- Reading text:
The mention of the Kimmerians living by a southern sea (νοτία θαλάσσα) is difficult to interpret. Herodotos elsewhere uses similar language to describe seas on the south sides of islands (6.31), but it is not clear what sea could have been south of the Kimmerian country near Mana. One possibility is that the Arimaspeia used the word νοτία to refer to the southern part of the Caspian Sea. Another possibility is that the Arimaspeia merely referred to the Kimmerians living by a sea, and Herodotos supplied the description of the sea as νοτία, based on his belief that the Kimmerians lived north of the Black Sea, making that sea southern from the Kimmerian perspective. A third possibility is that the Arimaspeia’s geography was inaccurate or unrealistic. And a fourth possibility is that νοτία θαλάσσα was used in the Arimaspeia to mean ‘damp sea’ or ‘rainy sea.’ Although this meaning for νοτία θαλάσσα is not found in any other text, the most direct meaning of νοτία is ‘wet,’ and the southwest corner of the Caspian Sea is notoriously foggy and rainy. Later writers used νοτία θαλάσσα to refer to the Indian Ocean.

- Set problem:
Could you repeat the passage above about the Kimmerians and the southern sea, word for word and in full?

- Raw records:
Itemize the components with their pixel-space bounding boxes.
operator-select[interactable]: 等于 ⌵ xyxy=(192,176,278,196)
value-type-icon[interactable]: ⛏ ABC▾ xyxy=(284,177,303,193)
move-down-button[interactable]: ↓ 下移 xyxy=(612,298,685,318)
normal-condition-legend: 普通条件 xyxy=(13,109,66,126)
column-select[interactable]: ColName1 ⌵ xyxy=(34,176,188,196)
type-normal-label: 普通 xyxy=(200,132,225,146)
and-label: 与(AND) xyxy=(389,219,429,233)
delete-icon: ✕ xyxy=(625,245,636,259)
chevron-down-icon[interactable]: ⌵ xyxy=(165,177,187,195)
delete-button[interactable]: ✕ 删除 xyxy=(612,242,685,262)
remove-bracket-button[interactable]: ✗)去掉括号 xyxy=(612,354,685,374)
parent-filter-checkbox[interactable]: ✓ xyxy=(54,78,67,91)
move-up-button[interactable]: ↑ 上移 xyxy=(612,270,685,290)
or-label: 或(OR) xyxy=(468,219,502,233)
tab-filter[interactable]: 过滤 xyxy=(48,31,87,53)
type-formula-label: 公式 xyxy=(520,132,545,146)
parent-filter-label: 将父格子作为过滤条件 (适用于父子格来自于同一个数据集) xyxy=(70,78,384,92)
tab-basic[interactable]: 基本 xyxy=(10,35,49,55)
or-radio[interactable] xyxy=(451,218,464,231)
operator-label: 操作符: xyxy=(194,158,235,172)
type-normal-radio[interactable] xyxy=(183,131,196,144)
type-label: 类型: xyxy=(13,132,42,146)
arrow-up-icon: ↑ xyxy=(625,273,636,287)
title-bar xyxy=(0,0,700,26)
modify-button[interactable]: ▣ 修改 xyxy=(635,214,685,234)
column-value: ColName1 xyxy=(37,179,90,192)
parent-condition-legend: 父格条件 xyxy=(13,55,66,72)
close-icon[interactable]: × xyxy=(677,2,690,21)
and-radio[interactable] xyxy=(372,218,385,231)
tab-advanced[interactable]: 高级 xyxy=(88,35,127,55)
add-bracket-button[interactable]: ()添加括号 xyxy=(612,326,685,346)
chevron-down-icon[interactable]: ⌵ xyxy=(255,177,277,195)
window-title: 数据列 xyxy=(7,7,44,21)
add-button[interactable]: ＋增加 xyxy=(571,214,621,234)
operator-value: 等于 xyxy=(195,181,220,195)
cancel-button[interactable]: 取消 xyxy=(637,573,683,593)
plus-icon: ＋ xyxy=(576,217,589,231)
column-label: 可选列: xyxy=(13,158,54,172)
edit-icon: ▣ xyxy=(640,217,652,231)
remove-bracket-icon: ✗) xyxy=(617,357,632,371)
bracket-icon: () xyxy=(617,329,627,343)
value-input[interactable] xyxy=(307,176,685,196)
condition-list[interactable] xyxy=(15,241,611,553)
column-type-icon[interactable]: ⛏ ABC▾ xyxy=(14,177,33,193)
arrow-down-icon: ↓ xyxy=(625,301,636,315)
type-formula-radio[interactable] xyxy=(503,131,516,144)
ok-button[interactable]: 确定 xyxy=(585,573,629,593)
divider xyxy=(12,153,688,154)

- Full output:
The mention of the Kimmerians living by a southern sea (νοτία θαλάσσα) is difficult to interpret. Herodotos elsewhere uses similar language to describe seas on the south sides of islands (6.31), but it is not clear what sea could have been south of the Kimmerian country near Mana. One possibility is that the Arimaspeia used the word νοτία to refer to the southern part of the Caspian Sea. Another possibility is that the Arimaspeia merely referred to the Kimmerians living by a sea, and Herodotos supplied the description of the sea as νοτία, based on his belief that the Kimmerians lived north of the Black Sea, making that sea southern from the Kimmerian perspective. A third possibility is that the Arimaspeia’s geography was inaccurate or unrealistic. And a fourth possibility is that νοτία θαλάσσα was used in the Arimaspeia to mean ‘damp sea’ or ‘rainy sea.’ Although this meaning for νοτία θαλάσσα is not found in any other text, the most direct meaning of νοτία is ‘wet,’ and the southwest corner of the Caspian Sea is notoriously foggy and rainy. Later writers used νοτία θαλάσσα to refer to the Indian Ocean.